**Problem statement**:
Copy each line of the material below that includes the string "Current".

**Records for this task**:
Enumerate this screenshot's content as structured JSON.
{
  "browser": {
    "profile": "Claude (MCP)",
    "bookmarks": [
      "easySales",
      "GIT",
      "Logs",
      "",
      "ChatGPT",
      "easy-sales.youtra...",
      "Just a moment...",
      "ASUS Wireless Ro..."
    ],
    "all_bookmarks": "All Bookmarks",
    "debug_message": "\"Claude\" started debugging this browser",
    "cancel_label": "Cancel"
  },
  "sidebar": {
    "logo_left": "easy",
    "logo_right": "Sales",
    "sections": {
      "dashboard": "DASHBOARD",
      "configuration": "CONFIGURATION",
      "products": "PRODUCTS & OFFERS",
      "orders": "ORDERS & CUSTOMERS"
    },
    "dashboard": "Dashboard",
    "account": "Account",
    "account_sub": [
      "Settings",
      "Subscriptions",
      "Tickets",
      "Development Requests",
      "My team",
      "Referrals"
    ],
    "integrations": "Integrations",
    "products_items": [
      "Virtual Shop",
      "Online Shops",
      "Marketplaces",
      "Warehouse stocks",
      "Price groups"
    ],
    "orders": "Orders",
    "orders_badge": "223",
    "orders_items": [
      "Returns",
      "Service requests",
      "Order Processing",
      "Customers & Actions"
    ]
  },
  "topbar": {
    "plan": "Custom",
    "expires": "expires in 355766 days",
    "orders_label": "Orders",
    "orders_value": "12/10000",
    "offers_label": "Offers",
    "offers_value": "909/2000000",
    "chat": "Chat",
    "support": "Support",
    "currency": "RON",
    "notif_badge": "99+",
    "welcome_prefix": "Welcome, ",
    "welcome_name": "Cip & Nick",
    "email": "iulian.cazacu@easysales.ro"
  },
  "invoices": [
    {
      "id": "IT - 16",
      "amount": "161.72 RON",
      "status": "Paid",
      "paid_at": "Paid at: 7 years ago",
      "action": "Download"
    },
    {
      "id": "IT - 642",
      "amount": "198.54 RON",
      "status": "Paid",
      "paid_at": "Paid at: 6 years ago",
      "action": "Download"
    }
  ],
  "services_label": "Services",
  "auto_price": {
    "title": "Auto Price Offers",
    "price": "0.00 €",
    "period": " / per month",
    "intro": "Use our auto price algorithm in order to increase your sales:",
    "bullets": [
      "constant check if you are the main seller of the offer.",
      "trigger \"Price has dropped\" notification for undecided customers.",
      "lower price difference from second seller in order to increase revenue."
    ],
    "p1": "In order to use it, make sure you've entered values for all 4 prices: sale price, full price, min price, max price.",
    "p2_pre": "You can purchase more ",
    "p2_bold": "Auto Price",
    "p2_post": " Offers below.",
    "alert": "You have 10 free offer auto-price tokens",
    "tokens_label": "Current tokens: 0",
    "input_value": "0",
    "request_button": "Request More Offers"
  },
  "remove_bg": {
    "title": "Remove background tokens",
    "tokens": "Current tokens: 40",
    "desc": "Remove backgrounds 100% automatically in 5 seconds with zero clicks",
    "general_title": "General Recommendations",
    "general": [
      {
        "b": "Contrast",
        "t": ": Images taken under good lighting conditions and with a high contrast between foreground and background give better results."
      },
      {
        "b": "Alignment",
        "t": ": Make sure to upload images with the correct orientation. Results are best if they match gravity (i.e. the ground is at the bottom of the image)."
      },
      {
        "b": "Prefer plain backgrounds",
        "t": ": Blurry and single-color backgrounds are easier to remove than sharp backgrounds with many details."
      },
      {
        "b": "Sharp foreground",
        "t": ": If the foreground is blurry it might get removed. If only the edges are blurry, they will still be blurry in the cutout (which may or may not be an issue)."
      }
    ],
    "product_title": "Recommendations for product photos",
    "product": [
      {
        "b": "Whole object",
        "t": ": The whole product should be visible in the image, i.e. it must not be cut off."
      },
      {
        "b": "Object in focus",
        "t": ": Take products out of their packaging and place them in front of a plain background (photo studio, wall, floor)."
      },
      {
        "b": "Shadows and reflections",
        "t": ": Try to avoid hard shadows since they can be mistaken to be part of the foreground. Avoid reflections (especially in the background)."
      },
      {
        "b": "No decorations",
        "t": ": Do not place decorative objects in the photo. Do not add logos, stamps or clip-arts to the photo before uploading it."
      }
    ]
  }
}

**Exercise result**:
    "tokens_label": "Current tokens: 0",
    "tokens": "Current tokens: 40",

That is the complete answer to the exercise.